§ **To be done**
Set down the records once more, please, exactly and with the pictures left out.
[start]
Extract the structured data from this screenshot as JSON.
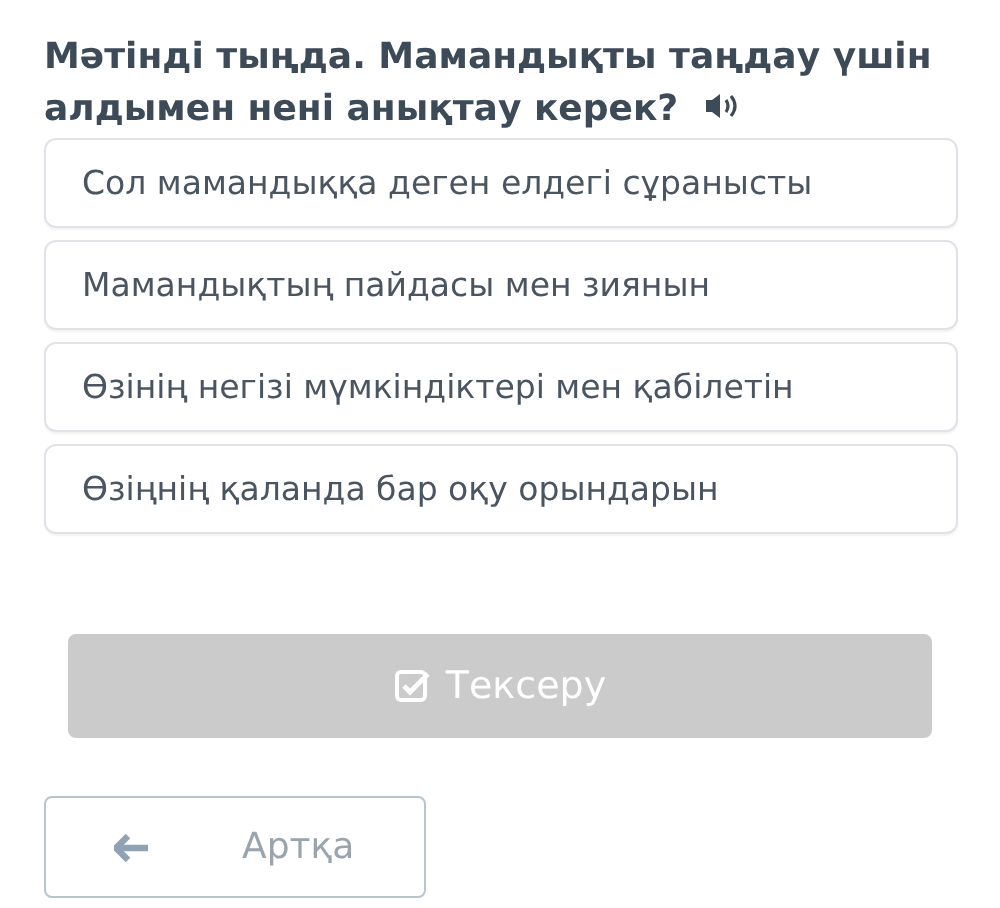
{
  "question": {
    "text": "Мәтінді тыңда. Мамандықты таңдау үшін алдымен нені анықтау керек?"
  },
  "options": [
    {
      "label": "Сол мамандыққа деген елдегі сұранысты"
    },
    {
      "label": "Мамандықтың пайдасы мен зиянын"
    },
    {
      "label": "Өзінің негізі мүмкіндіктері мен қабілетін"
    },
    {
      "label": "Өзіңнің қаланда бар оқу орындарын"
    }
  ],
  "check_button": {
    "label": "Тексеру",
    "disabled": true
  },
  "back_button": {
    "label": "Артқа"
  }
}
[end]
§ **The output**
Extract the structured data from this screenshot as JSON.
{
  "question": {
    "text": "Мәтінді тыңда. Мамандықты таңдау үшін алдымен нені анықтау керек?"
  },
  "options": [
    {
      "label": "Сол мамандыққа деген елдегі сұранысты"
    },
    {
      "label": "Мамандықтың пайдасы мен зиянын"
    },
    {
      "label": "Өзінің негізі мүмкіндіктері мен қабілетін"
    },
    {
      "label": "Өзіңнің қаланда бар оқу орындарын"
    }
  ],
  "check_button": {
    "label": "Тексеру",
    "disabled": true
  },
  "back_button": {
    "label": "Артқа"
  }
}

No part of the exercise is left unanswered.